- [Record list]
—————

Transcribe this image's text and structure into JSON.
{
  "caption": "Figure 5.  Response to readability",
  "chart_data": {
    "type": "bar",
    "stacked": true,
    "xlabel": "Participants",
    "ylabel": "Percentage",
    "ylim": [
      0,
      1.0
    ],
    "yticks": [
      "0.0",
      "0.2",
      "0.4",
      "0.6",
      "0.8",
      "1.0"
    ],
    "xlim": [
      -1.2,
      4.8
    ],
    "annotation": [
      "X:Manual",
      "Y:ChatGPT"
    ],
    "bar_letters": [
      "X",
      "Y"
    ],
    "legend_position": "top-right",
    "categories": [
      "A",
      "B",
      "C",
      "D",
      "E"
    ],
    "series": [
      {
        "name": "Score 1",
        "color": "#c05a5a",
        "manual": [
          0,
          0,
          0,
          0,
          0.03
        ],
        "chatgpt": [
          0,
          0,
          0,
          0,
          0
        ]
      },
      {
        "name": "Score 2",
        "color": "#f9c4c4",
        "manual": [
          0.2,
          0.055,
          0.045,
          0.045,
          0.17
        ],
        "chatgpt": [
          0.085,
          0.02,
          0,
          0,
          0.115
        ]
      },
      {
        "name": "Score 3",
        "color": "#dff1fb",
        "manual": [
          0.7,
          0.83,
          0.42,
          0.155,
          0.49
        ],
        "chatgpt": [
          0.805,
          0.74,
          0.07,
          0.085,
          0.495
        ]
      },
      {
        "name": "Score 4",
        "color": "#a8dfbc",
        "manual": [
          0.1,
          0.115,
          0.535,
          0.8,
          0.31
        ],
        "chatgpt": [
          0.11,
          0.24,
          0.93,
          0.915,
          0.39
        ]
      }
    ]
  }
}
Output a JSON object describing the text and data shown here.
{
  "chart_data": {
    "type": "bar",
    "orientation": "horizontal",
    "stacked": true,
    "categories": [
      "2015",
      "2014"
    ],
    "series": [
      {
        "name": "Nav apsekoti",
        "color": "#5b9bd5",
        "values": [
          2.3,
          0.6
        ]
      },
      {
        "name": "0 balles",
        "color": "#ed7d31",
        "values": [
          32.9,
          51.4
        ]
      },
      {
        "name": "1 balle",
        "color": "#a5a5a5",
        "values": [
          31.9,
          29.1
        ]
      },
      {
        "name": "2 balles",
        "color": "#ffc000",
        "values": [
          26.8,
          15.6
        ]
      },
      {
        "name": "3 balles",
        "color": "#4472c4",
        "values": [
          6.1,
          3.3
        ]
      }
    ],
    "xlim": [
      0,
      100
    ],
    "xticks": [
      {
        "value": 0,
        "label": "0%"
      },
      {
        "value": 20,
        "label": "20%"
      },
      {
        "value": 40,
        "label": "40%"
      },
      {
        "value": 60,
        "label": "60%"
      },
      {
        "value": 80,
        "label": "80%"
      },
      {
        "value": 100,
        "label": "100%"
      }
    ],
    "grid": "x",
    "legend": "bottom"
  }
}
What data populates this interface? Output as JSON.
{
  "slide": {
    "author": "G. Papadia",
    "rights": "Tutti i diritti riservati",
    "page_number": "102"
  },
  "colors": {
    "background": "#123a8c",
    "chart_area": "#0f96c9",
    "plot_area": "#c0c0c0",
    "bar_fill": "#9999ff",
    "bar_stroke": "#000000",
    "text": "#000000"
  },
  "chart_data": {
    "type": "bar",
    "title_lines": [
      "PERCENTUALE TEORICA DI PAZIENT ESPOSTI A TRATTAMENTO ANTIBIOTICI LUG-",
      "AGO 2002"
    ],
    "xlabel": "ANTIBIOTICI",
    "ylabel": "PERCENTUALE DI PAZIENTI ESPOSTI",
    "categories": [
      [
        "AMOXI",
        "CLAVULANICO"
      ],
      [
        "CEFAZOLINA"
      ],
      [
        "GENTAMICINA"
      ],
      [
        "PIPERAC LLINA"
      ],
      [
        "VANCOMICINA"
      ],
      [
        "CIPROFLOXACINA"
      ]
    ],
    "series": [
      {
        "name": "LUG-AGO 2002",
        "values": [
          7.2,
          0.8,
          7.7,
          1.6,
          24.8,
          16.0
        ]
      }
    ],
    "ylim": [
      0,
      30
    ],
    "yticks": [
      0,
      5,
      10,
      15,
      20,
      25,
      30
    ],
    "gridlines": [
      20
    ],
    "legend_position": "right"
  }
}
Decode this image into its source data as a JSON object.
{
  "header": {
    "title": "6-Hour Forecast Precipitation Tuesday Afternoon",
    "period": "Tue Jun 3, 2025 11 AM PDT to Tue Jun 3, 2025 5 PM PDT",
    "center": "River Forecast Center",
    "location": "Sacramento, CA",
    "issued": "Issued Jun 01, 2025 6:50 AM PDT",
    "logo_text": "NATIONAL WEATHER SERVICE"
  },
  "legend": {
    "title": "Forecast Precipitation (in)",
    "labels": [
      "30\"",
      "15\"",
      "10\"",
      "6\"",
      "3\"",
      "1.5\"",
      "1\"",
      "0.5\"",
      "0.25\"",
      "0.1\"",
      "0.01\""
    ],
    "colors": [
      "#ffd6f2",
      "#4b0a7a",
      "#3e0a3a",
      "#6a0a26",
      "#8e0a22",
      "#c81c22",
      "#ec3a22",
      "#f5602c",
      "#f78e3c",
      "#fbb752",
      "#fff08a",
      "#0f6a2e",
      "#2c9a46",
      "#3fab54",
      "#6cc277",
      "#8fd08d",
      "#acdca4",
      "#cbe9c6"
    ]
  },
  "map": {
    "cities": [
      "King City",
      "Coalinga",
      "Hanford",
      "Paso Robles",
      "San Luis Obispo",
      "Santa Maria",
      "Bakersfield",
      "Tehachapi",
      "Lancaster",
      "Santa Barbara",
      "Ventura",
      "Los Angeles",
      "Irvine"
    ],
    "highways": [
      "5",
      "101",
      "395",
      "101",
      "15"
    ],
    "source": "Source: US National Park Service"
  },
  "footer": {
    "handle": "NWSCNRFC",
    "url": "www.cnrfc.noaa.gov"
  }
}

—————

- [Directions for this task] List all lines in the material containing the string "Precipitation".

- [Complete answer]
    "title": "6-Hour Forecast Precipitation Tuesday Afternoon",
    "title": "Forecast Precipitation (in)",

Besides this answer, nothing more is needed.